(Data excerpts)

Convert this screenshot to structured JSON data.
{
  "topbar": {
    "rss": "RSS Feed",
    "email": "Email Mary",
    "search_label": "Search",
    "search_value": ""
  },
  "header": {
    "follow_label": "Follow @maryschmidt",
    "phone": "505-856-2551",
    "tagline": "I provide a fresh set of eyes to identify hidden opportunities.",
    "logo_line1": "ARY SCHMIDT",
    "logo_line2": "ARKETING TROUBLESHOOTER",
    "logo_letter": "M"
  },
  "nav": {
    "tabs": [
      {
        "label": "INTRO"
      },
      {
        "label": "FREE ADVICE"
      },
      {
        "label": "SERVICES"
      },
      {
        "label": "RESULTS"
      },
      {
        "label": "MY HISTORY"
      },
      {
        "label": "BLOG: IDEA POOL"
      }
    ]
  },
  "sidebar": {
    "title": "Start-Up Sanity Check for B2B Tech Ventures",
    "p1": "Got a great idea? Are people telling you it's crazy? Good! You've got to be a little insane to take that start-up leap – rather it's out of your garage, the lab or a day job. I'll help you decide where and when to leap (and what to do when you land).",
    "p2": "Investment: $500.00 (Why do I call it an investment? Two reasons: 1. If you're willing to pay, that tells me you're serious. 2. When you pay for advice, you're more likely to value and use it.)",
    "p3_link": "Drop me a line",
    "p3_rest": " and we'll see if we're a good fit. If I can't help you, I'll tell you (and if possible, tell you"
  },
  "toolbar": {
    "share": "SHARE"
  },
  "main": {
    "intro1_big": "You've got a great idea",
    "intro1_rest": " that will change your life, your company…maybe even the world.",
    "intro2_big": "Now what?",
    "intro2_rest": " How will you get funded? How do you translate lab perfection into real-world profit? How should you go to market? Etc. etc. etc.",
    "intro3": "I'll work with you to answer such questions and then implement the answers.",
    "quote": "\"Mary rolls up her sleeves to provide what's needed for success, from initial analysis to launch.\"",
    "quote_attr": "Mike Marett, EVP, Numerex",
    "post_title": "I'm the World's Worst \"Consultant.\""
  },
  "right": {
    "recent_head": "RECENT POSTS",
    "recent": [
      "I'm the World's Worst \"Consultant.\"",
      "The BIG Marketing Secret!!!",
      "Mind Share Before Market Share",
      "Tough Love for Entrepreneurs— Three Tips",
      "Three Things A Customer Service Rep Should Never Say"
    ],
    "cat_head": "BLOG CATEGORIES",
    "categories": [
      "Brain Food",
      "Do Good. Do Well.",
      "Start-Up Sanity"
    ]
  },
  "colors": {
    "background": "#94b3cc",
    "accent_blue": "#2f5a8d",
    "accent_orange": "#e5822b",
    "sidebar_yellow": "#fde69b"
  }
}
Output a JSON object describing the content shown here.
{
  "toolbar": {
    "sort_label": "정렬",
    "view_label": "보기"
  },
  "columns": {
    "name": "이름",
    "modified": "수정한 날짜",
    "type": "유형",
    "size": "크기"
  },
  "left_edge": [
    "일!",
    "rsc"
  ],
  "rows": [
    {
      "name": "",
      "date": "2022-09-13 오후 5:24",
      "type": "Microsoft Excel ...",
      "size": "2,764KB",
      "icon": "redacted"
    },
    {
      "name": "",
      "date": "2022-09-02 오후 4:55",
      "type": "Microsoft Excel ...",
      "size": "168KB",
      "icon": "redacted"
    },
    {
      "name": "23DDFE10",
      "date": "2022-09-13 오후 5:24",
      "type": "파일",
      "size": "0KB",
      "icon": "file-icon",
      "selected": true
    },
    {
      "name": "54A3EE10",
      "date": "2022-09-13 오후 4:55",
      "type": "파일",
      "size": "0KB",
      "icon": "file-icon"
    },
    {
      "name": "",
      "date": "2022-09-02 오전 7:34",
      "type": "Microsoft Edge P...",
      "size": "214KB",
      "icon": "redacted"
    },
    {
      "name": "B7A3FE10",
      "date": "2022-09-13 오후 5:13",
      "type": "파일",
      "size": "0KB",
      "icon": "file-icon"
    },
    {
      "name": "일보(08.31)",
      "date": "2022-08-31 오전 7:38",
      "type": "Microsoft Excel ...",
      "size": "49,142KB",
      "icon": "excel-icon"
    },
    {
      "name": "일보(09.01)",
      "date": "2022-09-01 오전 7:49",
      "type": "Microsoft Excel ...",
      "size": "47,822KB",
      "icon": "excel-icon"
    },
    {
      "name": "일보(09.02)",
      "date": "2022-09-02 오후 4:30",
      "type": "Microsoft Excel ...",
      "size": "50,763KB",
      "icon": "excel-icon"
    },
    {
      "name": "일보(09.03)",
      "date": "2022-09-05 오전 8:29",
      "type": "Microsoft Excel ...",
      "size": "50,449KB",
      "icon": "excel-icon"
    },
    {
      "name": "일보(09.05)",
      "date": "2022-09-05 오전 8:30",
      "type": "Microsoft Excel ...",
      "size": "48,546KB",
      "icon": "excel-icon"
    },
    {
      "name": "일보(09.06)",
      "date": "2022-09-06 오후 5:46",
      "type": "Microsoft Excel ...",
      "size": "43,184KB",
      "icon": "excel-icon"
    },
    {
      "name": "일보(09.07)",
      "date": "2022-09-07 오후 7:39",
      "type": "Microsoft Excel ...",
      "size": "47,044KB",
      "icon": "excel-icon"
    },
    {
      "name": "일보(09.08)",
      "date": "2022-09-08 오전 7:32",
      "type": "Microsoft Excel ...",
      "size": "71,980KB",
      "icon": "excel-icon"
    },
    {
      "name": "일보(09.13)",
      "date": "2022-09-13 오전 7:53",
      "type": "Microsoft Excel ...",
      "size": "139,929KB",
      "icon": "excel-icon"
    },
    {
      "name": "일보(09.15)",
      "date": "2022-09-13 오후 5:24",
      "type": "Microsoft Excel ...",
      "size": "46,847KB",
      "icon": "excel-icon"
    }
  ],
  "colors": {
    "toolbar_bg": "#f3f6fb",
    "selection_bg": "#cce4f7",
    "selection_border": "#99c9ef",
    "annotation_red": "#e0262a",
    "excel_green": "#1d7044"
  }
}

=== Given exercise ===
Gather each line from the entries above that includes the word "your".

=== Response ===
    "p1": "Got a great idea? Are people telling you it's crazy? Good! You've got to be a little insane to take that start-up leap – rather it's out of your garage, the lab or a day job. I'll help you decide where and when to leap (and what to do when you land).",
    "intro1_rest": " that will change your life, your company…maybe even the world.",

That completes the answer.